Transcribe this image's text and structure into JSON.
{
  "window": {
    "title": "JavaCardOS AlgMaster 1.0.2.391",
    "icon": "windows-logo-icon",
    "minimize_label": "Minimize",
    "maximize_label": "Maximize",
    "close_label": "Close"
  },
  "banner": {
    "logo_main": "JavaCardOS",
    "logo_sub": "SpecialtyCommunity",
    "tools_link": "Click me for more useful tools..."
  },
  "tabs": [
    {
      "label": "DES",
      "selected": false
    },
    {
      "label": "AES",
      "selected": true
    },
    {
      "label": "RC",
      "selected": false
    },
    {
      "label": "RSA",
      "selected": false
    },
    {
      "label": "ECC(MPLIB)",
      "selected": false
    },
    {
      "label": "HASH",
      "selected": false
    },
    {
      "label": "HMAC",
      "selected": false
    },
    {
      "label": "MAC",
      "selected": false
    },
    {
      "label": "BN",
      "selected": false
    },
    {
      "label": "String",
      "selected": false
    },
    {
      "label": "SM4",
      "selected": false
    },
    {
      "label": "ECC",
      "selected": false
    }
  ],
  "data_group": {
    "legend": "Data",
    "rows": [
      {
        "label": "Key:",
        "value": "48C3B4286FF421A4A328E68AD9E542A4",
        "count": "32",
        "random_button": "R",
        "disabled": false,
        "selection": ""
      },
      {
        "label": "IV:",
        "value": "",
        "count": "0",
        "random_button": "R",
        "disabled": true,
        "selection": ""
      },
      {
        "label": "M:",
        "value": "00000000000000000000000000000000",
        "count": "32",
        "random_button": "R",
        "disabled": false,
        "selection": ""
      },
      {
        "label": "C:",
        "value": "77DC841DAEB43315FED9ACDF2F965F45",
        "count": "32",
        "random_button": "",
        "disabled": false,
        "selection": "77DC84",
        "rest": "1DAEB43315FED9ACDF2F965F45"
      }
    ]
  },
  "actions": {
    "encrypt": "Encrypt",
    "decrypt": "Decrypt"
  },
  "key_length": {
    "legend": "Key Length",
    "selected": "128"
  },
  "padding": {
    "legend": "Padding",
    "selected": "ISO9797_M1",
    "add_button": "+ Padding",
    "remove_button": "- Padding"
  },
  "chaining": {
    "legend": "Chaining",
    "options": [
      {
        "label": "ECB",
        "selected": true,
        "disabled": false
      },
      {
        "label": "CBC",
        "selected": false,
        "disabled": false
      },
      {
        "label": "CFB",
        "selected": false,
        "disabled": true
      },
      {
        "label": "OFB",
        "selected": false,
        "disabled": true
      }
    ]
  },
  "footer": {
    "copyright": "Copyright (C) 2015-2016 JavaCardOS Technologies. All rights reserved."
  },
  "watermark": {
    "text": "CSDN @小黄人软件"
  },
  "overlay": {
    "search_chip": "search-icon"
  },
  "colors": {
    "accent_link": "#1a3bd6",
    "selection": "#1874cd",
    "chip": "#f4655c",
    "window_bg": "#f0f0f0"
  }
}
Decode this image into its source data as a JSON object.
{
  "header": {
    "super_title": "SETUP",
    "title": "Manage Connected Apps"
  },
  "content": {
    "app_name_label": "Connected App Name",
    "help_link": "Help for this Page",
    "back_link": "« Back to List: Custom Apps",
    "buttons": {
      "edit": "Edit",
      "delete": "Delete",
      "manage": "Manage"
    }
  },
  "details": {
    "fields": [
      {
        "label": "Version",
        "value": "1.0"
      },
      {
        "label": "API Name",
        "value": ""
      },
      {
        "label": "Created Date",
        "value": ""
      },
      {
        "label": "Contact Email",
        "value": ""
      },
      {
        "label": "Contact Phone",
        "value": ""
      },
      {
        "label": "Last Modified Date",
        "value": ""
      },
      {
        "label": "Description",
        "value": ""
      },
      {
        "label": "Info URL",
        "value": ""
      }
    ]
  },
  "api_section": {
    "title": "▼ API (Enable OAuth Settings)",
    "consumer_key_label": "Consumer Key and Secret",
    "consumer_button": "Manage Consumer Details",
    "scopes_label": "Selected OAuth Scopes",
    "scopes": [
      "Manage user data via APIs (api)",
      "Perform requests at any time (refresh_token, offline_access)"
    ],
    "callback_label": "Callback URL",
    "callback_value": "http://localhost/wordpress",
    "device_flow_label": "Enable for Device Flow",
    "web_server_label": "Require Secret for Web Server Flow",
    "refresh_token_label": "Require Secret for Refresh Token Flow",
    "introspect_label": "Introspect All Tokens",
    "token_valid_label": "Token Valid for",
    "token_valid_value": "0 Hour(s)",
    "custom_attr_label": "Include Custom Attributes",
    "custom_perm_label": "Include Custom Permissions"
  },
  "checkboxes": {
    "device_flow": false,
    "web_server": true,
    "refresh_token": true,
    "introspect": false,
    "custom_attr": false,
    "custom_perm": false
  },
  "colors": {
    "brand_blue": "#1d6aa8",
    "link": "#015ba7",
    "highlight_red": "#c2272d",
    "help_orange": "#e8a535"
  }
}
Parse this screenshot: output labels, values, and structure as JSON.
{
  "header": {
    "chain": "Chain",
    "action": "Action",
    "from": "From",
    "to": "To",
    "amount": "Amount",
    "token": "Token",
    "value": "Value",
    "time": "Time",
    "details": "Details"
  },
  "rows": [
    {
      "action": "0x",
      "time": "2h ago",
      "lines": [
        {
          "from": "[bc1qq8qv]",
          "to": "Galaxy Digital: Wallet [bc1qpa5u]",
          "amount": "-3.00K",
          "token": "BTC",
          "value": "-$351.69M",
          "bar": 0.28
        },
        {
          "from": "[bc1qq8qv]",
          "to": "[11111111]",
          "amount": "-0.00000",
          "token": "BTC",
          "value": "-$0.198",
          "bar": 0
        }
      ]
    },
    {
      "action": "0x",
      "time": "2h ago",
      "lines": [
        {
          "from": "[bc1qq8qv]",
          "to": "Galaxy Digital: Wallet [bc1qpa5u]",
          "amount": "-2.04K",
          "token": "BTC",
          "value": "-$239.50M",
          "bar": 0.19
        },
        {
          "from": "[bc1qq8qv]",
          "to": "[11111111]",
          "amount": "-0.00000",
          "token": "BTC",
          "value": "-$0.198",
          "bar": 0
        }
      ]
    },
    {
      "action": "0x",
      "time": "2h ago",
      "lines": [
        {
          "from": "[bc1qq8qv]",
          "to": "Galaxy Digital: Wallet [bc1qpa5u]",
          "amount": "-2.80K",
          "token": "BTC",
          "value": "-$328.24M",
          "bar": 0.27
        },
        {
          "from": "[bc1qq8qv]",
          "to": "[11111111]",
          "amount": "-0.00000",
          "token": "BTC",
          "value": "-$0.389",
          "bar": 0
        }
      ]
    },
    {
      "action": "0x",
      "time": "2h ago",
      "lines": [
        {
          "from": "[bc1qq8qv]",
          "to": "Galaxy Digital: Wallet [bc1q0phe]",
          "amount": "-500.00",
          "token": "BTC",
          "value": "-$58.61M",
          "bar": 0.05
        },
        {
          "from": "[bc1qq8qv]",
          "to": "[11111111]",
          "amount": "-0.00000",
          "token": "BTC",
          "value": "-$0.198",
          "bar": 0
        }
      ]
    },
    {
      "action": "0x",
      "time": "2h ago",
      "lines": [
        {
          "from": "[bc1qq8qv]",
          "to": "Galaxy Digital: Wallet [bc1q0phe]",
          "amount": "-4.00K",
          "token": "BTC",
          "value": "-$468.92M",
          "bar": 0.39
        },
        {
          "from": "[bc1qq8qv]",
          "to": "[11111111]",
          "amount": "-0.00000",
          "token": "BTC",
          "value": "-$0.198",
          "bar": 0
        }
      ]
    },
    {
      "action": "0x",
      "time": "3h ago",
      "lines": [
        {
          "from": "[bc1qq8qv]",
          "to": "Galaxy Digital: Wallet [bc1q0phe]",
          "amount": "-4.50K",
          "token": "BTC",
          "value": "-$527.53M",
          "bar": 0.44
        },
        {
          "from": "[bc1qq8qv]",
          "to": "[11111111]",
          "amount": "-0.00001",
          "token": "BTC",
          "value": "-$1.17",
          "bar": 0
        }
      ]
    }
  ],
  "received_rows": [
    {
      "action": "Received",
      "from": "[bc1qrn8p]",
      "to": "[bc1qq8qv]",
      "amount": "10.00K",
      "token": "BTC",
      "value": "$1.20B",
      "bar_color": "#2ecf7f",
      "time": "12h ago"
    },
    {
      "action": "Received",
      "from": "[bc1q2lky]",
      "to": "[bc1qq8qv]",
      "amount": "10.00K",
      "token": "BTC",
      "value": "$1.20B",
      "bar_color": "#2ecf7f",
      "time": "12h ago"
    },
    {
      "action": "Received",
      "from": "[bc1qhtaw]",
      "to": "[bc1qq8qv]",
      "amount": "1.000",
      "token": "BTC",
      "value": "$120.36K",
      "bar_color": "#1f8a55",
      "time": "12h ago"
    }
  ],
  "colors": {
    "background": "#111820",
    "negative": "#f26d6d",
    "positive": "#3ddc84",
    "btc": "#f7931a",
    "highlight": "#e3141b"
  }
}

• • • • •

*GOAL OF THE EXERCISE*.
From the data above, pick out each line containing "into" and copy it.

*TASK OUTPUT*.
Transcribe this image's text and structure into JSON.
Decode this image into its source data as a JSON object.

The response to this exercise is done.